** begin **

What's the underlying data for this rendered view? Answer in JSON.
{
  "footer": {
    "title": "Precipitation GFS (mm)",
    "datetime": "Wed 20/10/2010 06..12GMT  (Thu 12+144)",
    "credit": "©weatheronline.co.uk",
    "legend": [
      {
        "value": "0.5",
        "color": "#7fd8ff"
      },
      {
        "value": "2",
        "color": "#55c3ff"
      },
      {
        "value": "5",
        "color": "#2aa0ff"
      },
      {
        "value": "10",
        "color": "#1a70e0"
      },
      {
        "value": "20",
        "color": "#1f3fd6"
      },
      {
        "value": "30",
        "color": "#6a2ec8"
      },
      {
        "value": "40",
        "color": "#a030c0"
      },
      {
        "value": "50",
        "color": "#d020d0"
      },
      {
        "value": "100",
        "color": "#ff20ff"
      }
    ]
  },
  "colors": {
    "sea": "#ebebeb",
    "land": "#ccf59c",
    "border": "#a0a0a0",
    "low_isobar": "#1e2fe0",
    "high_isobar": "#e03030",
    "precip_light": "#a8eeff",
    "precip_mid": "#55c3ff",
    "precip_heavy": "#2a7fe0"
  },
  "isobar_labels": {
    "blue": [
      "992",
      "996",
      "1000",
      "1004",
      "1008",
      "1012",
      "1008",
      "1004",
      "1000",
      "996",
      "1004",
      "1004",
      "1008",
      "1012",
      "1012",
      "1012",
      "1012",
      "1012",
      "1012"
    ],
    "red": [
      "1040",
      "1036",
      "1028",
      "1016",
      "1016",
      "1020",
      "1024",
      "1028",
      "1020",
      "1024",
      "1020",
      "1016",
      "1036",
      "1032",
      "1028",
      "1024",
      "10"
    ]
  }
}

** end **
** begin **

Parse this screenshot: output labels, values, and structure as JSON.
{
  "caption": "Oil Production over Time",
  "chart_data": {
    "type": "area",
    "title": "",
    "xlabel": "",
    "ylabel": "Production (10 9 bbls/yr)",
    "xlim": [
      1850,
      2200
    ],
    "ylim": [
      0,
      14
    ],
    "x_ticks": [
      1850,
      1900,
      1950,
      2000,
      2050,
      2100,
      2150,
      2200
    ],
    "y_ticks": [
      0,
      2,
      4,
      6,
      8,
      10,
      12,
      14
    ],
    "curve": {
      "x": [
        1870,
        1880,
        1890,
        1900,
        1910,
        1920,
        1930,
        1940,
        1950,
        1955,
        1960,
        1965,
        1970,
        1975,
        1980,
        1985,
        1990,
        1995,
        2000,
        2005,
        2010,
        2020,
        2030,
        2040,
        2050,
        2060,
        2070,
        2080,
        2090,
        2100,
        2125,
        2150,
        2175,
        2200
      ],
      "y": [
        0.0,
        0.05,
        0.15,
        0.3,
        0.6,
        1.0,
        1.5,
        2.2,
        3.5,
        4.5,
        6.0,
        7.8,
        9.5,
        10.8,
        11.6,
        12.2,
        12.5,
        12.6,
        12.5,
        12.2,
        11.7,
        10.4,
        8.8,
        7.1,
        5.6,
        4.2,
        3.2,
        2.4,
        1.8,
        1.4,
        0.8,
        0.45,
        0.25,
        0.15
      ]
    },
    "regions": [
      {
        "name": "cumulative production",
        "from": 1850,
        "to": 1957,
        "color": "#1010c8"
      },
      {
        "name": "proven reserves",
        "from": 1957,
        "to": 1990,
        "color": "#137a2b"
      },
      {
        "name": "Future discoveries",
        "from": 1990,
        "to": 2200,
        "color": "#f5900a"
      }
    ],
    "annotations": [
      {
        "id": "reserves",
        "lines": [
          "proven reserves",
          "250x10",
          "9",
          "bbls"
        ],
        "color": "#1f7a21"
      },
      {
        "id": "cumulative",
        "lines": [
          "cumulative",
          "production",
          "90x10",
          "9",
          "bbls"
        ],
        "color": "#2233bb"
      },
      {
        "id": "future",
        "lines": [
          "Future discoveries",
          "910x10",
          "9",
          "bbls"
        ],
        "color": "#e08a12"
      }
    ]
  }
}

** end **
** begin **

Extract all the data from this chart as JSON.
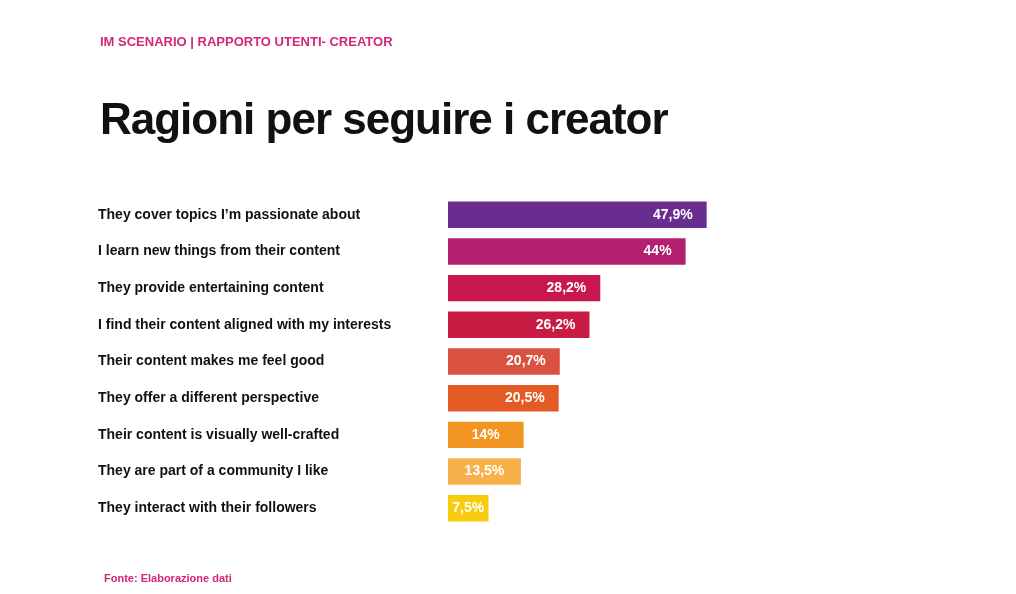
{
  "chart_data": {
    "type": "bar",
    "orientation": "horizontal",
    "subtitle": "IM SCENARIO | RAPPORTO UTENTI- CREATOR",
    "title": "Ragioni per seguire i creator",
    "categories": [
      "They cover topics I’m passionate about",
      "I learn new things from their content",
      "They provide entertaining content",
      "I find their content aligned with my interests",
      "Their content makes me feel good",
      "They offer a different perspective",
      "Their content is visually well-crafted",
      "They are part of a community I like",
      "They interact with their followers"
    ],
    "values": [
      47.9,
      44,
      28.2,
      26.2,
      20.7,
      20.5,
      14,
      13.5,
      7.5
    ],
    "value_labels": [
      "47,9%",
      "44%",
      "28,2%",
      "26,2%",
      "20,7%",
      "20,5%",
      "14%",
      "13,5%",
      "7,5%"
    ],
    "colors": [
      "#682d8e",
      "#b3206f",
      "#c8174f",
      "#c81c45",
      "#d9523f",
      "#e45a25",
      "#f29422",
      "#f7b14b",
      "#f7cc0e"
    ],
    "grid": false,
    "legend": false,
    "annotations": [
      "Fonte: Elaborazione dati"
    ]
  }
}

** end **

## WRITTEN INSTRUCTION
Reply with one number only: how many lines of the listing hold "cumulative"?

## WORKED SOLUTION
3